■ SELECTED TEXT:
◆ ◆ ◆
The first division is the QUADRANT, a wedge-shaped slice of the galactic disk some 50,000 light-years square. In general, galaxies are divided into four equally sized, cubic quadrants, defined by one meridian passing through the galactic core and a second one perpendicular to the first, which also passes through the galactic core. In the case of the Milky Way Galaxy these four quadrants are referred to as the Alpha Quadrant, Beta Quadrant, Gamma Quadrant and Delta Quadrant.

The next division down from the quadrant are SUBQUADRANTS and SECTOR ZONES. The subquadrant is a wedge-shaped slice of the galactic disk 50,000 light years long, 3,600 light-years high and 8,727 light-years wide at its widest point. SECTOR ZONES are a series of concentric circle 5,000 light-years wide and 3,600 light-years high centred on the galactic core.

Each intersection of subquadrant and sector zone is a SECTOR GRID, 5,000 light-years long by 3,600 light-years high. The width of a sector grid depends entirely on its distance from the galactic core; the further from the galactic core the wider the sector grid.

Each sector grid is then divided into 100 SECTOR QUADS of equal volume. Note that closer to the galactic core, sector quads will resemble wedges rather than cubes, and further from the centre of the Galaxy, the larger the volume of space contained in each sector quad.
◆ ◆ ◆
■ TASKS TO CARRY OUT:
- A) Reproduce the passage on galactic divisions word for word from "The first division" to "and Delta Quadrant.".
- B) Extend the passage on galactic divisions, picking up right after its final sentence.
The listings that come next are separate material and have no connection to the passage on galactic divisions.

Listings of boxed layout items:
◆ ◆ ◆
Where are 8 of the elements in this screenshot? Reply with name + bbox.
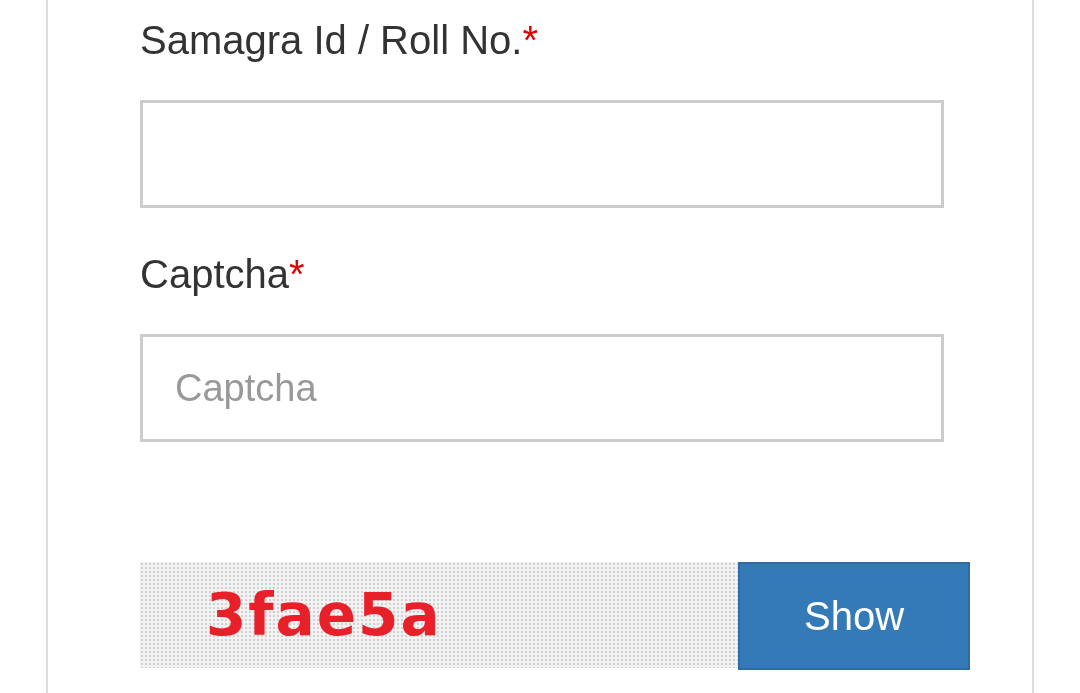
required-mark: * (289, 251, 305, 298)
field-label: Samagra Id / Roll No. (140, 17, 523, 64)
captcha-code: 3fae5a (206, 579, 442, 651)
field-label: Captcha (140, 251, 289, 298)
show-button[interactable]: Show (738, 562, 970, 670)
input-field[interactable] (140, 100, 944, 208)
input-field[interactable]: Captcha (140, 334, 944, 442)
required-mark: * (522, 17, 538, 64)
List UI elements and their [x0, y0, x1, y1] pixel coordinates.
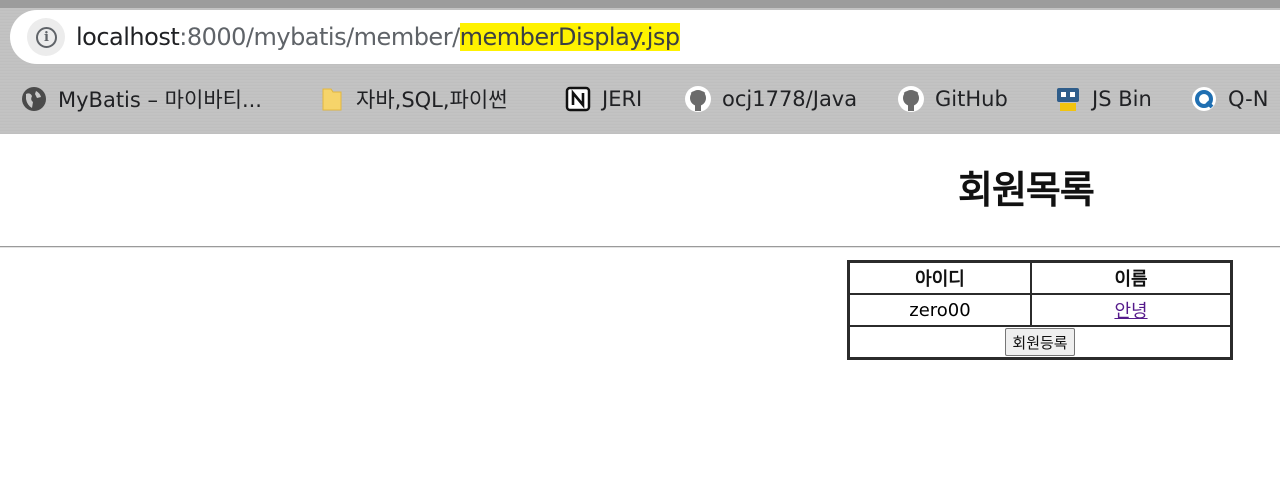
◆ ◆ ◆
■ SET OF ANSWERS:
- A)
The first division is the QUADRANT, a wedge-shaped slice of the galactic disk some 50,000 light-years square. In general, galaxies are divided into four equally sized, cubic quadrants, defined by one meridian passing through the galactic core and a second one perpendicular to the first, which also passes through the galactic core. In the case of the Milky Way Galaxy these four quadrants are referred to as the Alpha Quadrant, Beta Quadrant, Gamma Quadrant and Delta Quadrant.

- B)
Each sector quad is then divided into 900 or more roughly cubical SECTOR BLOCKS. Near the UFP in the Alpha Quadrant, and near Pinastri in the Delta Quadrant sector blocks are almost exactly 100 light-years cubed.

Finally we have the SECTOR. In stellar cartography a sector, also referred to as a star sector or space sector, is a cubic region of space, 20 light years across. Sectors are primarily used as the smallest volume of space, or basic unit, in stellar cartography. Most sectors are numbered, and in some cases, named after an important star system in that sector. In Federation nomenclature, the Sol system and Earth are located in Sector 001. Others are named after a key star system, such as the Mutara sector or our very own Pinastri sector.

Typically, a sector contains approximately 40 stars, about two-thirds of which are members of a binary, trinary, or quadrinary system. However, in dense globular star clusters, a sector may contain as many as several thousand stars, and in the void between the galaxy’s spiral arms, sectors may contain no stars at all.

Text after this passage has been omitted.